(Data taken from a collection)
****

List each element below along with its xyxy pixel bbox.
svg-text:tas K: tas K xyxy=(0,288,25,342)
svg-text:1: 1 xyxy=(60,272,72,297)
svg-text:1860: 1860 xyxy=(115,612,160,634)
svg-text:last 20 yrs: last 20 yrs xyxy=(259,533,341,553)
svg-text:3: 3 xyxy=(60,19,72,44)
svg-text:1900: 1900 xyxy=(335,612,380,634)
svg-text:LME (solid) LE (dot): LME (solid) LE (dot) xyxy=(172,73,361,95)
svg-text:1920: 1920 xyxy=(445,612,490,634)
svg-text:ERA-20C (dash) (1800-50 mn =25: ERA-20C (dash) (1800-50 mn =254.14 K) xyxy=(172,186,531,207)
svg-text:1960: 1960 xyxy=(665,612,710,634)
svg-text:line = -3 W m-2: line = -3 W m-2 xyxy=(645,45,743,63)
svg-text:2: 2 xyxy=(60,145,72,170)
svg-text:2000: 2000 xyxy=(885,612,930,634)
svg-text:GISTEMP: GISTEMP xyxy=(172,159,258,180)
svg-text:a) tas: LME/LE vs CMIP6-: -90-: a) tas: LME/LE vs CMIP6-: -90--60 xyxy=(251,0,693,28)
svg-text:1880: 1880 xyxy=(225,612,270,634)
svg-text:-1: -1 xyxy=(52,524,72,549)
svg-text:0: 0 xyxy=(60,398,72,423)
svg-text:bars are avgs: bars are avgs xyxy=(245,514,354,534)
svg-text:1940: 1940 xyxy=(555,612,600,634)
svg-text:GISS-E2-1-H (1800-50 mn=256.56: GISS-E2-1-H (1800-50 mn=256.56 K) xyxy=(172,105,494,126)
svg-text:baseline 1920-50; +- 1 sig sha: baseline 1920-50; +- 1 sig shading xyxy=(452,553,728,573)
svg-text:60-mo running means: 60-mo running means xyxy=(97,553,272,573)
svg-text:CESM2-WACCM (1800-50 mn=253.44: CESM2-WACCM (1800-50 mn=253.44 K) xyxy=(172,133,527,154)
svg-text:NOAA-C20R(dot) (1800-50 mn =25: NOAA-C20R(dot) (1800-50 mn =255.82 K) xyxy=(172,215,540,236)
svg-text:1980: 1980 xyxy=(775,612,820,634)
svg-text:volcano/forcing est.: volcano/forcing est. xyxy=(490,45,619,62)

****

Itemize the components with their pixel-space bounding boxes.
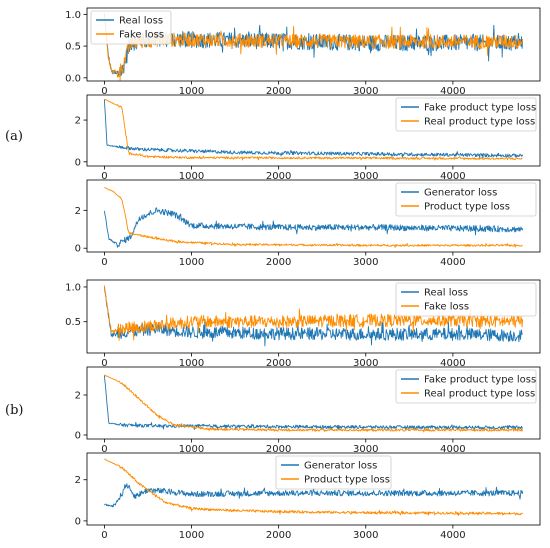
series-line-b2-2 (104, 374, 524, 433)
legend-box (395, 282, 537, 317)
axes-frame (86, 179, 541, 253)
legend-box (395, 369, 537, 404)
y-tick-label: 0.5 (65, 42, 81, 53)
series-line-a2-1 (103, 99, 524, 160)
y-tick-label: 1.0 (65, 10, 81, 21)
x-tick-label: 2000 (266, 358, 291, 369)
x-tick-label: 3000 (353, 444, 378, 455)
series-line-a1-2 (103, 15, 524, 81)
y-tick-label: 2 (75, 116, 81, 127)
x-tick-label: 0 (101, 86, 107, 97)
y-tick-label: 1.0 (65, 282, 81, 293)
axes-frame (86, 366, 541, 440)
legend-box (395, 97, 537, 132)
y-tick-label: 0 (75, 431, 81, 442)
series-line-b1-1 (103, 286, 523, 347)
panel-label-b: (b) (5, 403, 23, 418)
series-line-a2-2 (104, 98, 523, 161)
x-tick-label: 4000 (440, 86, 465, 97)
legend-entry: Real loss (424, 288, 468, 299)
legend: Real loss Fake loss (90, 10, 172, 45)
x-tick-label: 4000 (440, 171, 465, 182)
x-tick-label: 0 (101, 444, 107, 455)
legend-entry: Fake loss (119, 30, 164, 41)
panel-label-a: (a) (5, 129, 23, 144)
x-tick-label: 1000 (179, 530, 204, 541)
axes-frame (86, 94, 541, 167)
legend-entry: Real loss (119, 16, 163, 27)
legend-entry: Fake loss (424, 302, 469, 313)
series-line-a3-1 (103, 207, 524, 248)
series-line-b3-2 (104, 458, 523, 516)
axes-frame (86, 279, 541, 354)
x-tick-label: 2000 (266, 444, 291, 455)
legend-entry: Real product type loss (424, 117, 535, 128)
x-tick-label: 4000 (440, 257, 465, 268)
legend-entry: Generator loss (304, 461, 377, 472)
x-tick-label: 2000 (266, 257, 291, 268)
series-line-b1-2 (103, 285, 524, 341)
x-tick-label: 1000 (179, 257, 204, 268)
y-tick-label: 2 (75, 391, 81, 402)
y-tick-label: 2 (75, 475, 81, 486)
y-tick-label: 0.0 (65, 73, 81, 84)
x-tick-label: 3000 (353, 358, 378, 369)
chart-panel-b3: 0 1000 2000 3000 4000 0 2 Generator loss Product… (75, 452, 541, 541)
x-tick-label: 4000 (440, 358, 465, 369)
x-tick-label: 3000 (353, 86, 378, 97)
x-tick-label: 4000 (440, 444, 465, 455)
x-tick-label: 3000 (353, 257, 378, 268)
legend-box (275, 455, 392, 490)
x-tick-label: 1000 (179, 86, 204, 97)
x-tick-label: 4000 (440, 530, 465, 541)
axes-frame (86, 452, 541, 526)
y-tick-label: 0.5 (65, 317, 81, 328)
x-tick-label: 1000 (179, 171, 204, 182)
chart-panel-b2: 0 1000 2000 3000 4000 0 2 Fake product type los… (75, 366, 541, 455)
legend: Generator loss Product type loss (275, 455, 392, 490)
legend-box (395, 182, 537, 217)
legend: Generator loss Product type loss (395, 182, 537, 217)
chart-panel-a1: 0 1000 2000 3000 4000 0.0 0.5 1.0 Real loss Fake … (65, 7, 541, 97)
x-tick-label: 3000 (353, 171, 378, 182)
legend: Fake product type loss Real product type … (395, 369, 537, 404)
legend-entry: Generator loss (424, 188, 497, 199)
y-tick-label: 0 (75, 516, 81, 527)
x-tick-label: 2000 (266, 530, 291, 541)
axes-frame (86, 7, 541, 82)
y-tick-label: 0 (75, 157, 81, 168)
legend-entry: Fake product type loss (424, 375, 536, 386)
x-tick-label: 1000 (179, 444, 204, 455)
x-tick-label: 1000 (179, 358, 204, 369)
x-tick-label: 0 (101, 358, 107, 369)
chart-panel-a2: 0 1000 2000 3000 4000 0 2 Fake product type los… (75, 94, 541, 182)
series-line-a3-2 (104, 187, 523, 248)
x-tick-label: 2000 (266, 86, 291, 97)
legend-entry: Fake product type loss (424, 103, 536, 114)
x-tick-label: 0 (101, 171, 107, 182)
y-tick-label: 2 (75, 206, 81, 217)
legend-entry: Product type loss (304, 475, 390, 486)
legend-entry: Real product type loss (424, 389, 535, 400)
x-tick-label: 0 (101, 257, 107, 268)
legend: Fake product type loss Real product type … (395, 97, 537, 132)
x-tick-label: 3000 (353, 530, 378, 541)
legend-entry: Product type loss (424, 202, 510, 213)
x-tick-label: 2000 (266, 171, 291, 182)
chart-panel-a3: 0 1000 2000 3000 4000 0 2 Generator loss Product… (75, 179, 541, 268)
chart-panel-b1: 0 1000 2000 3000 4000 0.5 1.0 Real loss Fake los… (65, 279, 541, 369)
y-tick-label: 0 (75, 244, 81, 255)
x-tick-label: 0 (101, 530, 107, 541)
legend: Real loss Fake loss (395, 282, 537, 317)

****

What is asked
Copy out the part of the material that opens with the line containing "List each element" and closes with the line containing "svg-text:1940: 1940 xyxy=(555,612,600,634)", keeping each line exactly the same.

Complete output
List each element below along with its xyxy pixel bbox.
svg-text:tas K: tas K xyxy=(0,288,25,342)
svg-text:1: 1 xyxy=(60,272,72,297)
svg-text:1860: 1860 xyxy=(115,612,160,634)
svg-text:last 20 yrs: last 20 yrs xyxy=(259,533,341,553)
svg-text:3: 3 xyxy=(60,19,72,44)
svg-text:1900: 1900 xyxy=(335,612,380,634)
svg-text:LME (solid) LE (dot): LME (solid) LE (dot) xyxy=(172,73,361,95)
svg-text:1920: 1920 xyxy=(445,612,490,634)
svg-text:ERA-20C (dash) (1800-50 mn =25: ERA-20C (dash) (1800-50 mn =254.14 K) xyxy=(172,186,531,207)
svg-text:1960: 1960 xyxy=(665,612,710,634)
svg-text:line = -3 W m-2: line = -3 W m-2 xyxy=(645,45,743,63)
svg-text:2: 2 xyxy=(60,145,72,170)
svg-text:2000: 2000 xyxy=(885,612,930,634)
svg-text:GISTEMP: GISTEMP xyxy=(172,159,258,180)
svg-text:a) tas: LME/LE vs CMIP6-: -90-: a) tas: LME/LE vs CMIP6-: -90--60 xyxy=(251,0,693,28)
svg-text:1880: 1880 xyxy=(225,612,270,634)
svg-text:-1: -1 xyxy=(52,524,72,549)
svg-text:0: 0 xyxy=(60,398,72,423)
svg-text:bars are avgs: bars are avgs xyxy=(245,514,354,534)
svg-text:1940: 1940 xyxy=(555,612,600,634)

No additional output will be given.